**Directive**
Retype the whole listing, please, keeping every line exact and dropping the pictures.

**Excerpts from a figure dataset**
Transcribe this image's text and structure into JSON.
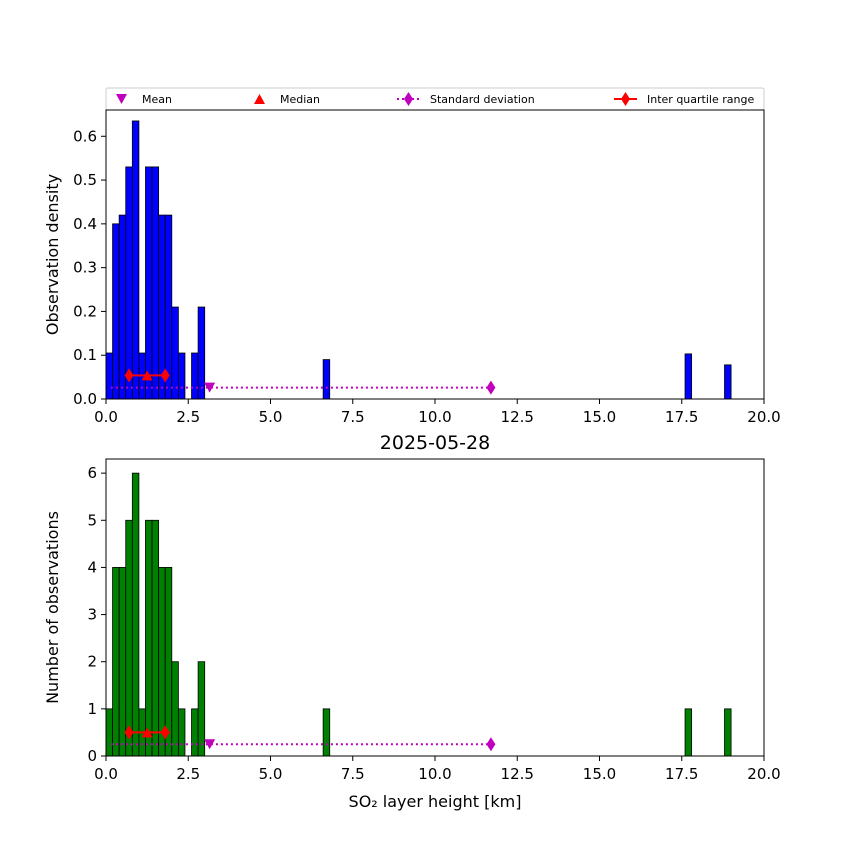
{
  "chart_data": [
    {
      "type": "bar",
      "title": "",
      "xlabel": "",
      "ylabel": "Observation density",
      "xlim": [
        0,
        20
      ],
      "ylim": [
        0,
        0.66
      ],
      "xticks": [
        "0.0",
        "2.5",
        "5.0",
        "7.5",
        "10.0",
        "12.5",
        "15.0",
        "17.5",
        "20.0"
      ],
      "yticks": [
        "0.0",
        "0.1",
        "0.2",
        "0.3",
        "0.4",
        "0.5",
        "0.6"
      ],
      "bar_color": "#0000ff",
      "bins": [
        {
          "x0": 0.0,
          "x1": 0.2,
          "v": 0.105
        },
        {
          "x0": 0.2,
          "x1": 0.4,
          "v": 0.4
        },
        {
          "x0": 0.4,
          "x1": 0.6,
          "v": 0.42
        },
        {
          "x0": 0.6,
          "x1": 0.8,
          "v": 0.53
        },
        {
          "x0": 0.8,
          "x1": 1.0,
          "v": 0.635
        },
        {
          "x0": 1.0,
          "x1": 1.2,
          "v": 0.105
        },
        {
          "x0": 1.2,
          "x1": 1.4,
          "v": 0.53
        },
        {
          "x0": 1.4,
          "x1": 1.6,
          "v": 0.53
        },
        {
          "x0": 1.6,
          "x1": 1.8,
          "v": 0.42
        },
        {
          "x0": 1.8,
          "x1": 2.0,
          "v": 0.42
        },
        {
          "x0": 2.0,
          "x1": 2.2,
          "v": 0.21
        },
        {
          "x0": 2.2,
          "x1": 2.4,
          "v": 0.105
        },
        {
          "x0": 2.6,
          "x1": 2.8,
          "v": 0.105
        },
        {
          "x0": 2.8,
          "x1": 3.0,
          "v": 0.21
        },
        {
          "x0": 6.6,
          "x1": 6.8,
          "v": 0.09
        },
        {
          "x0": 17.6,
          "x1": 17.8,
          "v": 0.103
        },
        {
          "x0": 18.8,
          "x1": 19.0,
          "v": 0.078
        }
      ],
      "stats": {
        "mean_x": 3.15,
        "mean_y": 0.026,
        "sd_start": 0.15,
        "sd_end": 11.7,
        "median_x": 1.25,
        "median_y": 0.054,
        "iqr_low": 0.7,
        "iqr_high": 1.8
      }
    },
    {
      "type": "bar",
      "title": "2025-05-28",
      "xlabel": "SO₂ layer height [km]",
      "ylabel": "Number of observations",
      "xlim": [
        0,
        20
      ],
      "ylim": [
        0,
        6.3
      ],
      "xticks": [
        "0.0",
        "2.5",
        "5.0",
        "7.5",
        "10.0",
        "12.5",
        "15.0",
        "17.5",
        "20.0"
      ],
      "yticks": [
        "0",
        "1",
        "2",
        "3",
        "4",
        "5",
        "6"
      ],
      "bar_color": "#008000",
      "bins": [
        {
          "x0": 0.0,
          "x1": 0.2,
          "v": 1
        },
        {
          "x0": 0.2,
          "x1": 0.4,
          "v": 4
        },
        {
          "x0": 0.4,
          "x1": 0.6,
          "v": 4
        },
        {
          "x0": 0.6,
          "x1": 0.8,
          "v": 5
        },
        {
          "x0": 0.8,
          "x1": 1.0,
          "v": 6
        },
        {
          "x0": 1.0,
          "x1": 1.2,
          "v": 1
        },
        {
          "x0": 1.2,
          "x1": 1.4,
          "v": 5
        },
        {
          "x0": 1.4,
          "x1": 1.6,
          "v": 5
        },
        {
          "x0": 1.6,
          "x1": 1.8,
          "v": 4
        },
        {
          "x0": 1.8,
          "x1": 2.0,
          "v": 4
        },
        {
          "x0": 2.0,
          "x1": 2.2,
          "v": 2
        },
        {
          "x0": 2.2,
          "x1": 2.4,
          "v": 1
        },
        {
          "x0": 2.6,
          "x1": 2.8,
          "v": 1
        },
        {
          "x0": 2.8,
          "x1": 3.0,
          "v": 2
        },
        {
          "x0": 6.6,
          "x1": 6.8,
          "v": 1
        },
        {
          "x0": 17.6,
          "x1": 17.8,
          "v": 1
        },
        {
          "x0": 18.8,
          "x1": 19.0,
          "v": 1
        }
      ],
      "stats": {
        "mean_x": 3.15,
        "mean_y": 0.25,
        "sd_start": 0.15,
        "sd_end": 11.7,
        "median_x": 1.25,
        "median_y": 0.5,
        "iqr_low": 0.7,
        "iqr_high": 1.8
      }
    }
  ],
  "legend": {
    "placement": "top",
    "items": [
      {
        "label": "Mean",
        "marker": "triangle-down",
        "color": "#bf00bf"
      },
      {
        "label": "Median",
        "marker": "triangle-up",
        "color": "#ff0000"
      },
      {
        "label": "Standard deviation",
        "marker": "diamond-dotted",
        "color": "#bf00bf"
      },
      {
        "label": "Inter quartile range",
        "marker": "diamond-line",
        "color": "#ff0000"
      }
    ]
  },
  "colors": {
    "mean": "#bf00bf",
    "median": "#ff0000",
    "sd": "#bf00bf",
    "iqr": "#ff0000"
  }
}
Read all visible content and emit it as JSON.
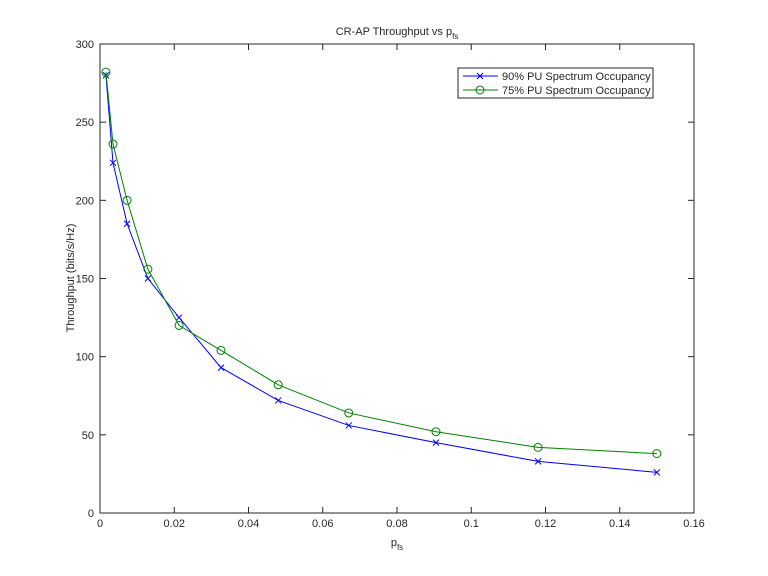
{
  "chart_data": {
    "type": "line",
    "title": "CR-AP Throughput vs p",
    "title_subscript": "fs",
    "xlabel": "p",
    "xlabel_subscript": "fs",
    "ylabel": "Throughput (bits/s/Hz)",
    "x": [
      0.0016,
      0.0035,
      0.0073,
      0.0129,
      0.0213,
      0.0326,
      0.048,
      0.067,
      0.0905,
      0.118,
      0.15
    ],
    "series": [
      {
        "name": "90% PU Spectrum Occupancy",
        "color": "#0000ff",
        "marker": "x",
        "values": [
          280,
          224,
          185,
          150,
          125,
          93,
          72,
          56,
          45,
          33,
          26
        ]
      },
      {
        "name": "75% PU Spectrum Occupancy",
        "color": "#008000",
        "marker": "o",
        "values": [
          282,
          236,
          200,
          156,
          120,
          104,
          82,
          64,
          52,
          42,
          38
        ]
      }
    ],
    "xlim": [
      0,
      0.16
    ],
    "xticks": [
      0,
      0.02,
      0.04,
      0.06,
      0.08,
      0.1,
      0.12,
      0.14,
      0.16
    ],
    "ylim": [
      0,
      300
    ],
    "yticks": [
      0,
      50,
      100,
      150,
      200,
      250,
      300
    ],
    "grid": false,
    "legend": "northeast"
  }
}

**Answer below**
Transcribe this image's text and structure into JSON.
{
  "chart_data": [
    {
      "type": "bar",
      "title": "",
      "xlabel": "",
      "ylabel": "Observation density",
      "xlim": [
        0,
        20
      ],
      "ylim": [
        0,
        0.66
      ],
      "xticks": [
        "0.0",
        "2.5",
        "5.0",
        "7.5",
        "10.0",
        "12.5",
        "15.0",
        "17.5",
        "20.0"
      ],
      "yticks": [
        "0.0",
        "0.1",
        "0.2",
        "0.3",
        "0.4",
        "0.5",
        "0.6"
      ],
      "bar_color": "#0000ff",
      "bins": [
        {
          "x0": 0.0,
          "x1": 0.2,
          "v": 0.105
        },
        {
          "x0": 0.2,
          "x1": 0.4,
          "v": 0.4
        },
        {
          "x0": 0.4,
          "x1": 0.6,
          "v": 0.42
        },
        {
          "x0": 0.6,
          "x1": 0.8,
          "v": 0.53
        },
        {
          "x0": 0.8,
          "x1": 1.0,
          "v": 0.635
        },
        {
          "x0": 1.0,
          "x1": 1.2,
          "v": 0.105
        },
        {
          "x0": 1.2,
          "x1": 1.4,
          "v": 0.53
        },
        {
          "x0": 1.4,
          "x1": 1.6,
          "v": 0.53
        },
        {
          "x0": 1.6,
          "x1": 1.8,
          "v": 0.42
        },
        {
          "x0": 1.8,
          "x1": 2.0,
          "v": 0.42
        },
        {
          "x0": 2.0,
          "x1": 2.2,
          "v": 0.21
        },
        {
          "x0": 2.2,
          "x1": 2.4,
          "v": 0.105
        },
        {
          "x0": 2.6,
          "x1": 2.8,
          "v": 0.105
        },
        {
          "x0": 2.8,
          "x1": 3.0,
          "v": 0.21
        },
        {
          "x0": 6.6,
          "x1": 6.8,
          "v": 0.09
        },
        {
          "x0": 17.6,
          "x1": 17.8,
          "v": 0.103
        },
        {
          "x0": 18.8,
          "x1": 19.0,
          "v": 0.078
        }
      ],
      "stats": {
        "mean_x": 3.15,
        "mean_y": 0.026,
        "sd_start": 0.15,
        "sd_end": 11.7,
        "median_x": 1.25,
        "median_y": 0.054,
        "iqr_low": 0.7,
        "iqr_high": 1.8
      }
    },
    {
      "type": "bar",
      "title": "2025-05-28",
      "xlabel": "SO₂ layer height [km]",
      "ylabel": "Number of observations",
      "xlim": [
        0,
        20
      ],
      "ylim": [
        0,
        6.3
      ],
      "xticks": [
        "0.0",
        "2.5",
        "5.0",
        "7.5",
        "10.0",
        "12.5",
        "15.0",
        "17.5",
        "20.0"
      ],
      "yticks": [
        "0",
        "1",
        "2",
        "3",
        "4",
        "5",
        "6"
      ],
      "bar_color": "#008000",
      "bins": [
        {
          "x0": 0.0,
          "x1": 0.2,
          "v": 1
        },
        {
          "x0": 0.2,
          "x1": 0.4,
          "v": 4
        },
        {
          "x0": 0.4,
          "x1": 0.6,
          "v": 4
        },
        {
          "x0": 0.6,
          "x1": 0.8,
          "v": 5
        },
        {
          "x0": 0.8,
          "x1": 1.0,
          "v": 6
        },
        {
          "x0": 1.0,
          "x1": 1.2,
          "v": 1
        },
        {
          "x0": 1.2,
          "x1": 1.4,
          "v": 5
        },
        {
          "x0": 1.4,
          "x1": 1.6,
          "v": 5
        },
        {
          "x0": 1.6,
          "x1": 1.8,
          "v": 4
        },
        {
          "x0": 1.8,
          "x1": 2.0,
          "v": 4
        },
        {
          "x0": 2.0,
          "x1": 2.2,
          "v": 2
        },
        {
          "x0": 2.2,
          "x1": 2.4,
          "v": 1
        },
        {
          "x0": 2.6,
          "x1": 2.8,
          "v": 1
        },
        {
          "x0": 2.8,
          "x1": 3.0,
          "v": 2
        },
        {
          "x0": 6.6,
          "x1": 6.8,
          "v": 1
        },
        {
          "x0": 17.6,
          "x1": 17.8,
          "v": 1
        },
        {
          "x0": 18.8,
          "x1": 19.0,
          "v": 1
        }
      ],
      "stats": {
        "mean_x": 3.15,
        "mean_y": 0.25,
        "sd_start": 0.15,
        "sd_end": 11.7,
        "median_x": 1.25,
        "median_y": 0.5,
        "iqr_low": 0.7,
        "iqr_high": 1.8
      }
    }
  ],
  "legend": {
    "placement": "top",
    "items": [
      {
        "label": "Mean",
        "marker": "triangle-down",
        "color": "#bf00bf"
      },
      {
        "label": "Median",
        "marker": "triangle-up",
        "color": "#ff0000"
      },
      {
        "label": "Standard deviation",
        "marker": "diamond-dotted",
        "color": "#bf00bf"
      },
      {
        "label": "Inter quartile range",
        "marker": "diamond-line",
        "color": "#ff0000"
      }
    ]
  },
  "colors": {
    "mean": "#bf00bf",
    "median": "#ff0000",
    "sd": "#bf00bf",
    "iqr": "#ff0000"
  }
}
Read all visible content and emit it as JSON.
{
  "chart_data": {
    "type": "line",
    "title": "CR-AP Throughput vs p",
    "title_subscript": "fs",
    "xlabel": "p",
    "xlabel_subscript": "fs",
    "ylabel": "Throughput (bits/s/Hz)",
    "x": [
      0.0016,
      0.0035,
      0.0073,
      0.0129,
      0.0213,
      0.0326,
      0.048,
      0.067,
      0.0905,
      0.118,
      0.15
    ],
    "series": [
      {
        "name": "90% PU Spectrum Occupancy",
        "color": "#0000ff",
        "marker": "x",
        "values": [
          280,
          224,
          185,
          150,
          125,
          93,
          72,
          56,
          45,
          33,
          26
        ]
      },
      {
        "name": "75% PU Spectrum Occupancy",
        "color": "#008000",
        "marker": "o",
        "values": [
          282,
          236,
          200,
          156,
          120,
          104,
          82,
          64,
          52,
          42,
          38
        ]
      }
    ],
    "xlim": [
      0,
      0.16
    ],
    "xticks": [
      0,
      0.02,
      0.04,
      0.06,
      0.08,
      0.1,
      0.12,
      0.14,
      0.16
    ],
    "ylim": [
      0,
      300
    ],
    "yticks": [
      0,
      50,
      100,
      150,
      200,
      250,
      300
    ],
    "grid": false,
    "legend": "northeast"
  }
}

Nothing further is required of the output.